_SUPPLIED MATERIAL_
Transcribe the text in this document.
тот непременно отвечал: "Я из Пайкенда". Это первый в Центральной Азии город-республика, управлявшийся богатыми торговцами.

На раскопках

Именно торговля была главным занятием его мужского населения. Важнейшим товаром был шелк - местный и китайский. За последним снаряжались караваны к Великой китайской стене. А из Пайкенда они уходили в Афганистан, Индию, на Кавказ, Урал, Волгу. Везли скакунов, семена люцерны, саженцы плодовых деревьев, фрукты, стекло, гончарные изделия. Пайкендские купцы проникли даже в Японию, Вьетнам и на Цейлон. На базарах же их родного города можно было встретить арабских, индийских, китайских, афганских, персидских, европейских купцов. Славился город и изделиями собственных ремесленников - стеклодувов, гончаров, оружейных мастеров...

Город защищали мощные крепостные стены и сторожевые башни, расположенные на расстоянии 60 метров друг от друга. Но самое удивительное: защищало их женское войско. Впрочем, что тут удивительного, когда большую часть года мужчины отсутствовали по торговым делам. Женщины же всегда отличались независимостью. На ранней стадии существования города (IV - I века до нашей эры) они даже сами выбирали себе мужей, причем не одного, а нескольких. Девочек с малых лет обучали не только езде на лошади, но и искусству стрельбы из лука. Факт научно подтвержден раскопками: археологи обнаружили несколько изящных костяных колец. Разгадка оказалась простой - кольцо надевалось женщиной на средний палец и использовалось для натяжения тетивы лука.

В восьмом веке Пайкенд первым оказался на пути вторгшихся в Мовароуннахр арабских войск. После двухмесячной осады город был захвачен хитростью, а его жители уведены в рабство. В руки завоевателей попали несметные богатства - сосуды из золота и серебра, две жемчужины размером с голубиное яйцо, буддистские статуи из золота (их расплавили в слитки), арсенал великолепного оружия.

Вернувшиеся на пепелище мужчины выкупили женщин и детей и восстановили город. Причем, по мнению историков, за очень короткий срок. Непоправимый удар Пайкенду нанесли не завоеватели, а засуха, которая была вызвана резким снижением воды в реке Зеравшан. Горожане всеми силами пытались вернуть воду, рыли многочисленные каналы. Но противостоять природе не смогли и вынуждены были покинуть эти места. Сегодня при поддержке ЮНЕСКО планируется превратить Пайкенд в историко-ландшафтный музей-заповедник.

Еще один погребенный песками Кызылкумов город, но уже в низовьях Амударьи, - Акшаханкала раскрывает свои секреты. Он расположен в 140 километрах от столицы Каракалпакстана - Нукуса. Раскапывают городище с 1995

_THE REQUEST_
Copy, from the material, each line that holds the string "арабских".

_EXERCISE OUTPUT_
Именно торговля была главным занятием его мужского населения. Важнейшим товаром был шелк - местный и китайский. За последним снаряжались караваны к Великой китайской стене. А из Пайкенда они уходили в Афганистан, Индию, на Кавказ, Урал, Волгу. Везли скакунов, семена люцерны, саженцы плодовых деревьев, фрукты, стекло, гончарные изделия. Пайкендские купцы проникли даже в Японию, Вьетнам и на Цейлон. На базарах же их родного города можно было встретить арабских, индийских, китайских, афганских, персидских, европейских купцов. Славился город и изделиями собственных ремесленников - стеклодувов, гончаров, оружейных мастеров...
В восьмом веке Пайкенд первым оказался на пути вторгшихся в Мовароуннахр арабских войск. После двухмесячной осады город был захвачен хитростью, а его жители уведены в рабство. В руки завоевателей попали несметные богатства - сосуды из золота и серебра, две жемчужины размером с голубиное яйцо, буддистские статуи из золота (их расплавили в слитки), арсенал великолепного оружия.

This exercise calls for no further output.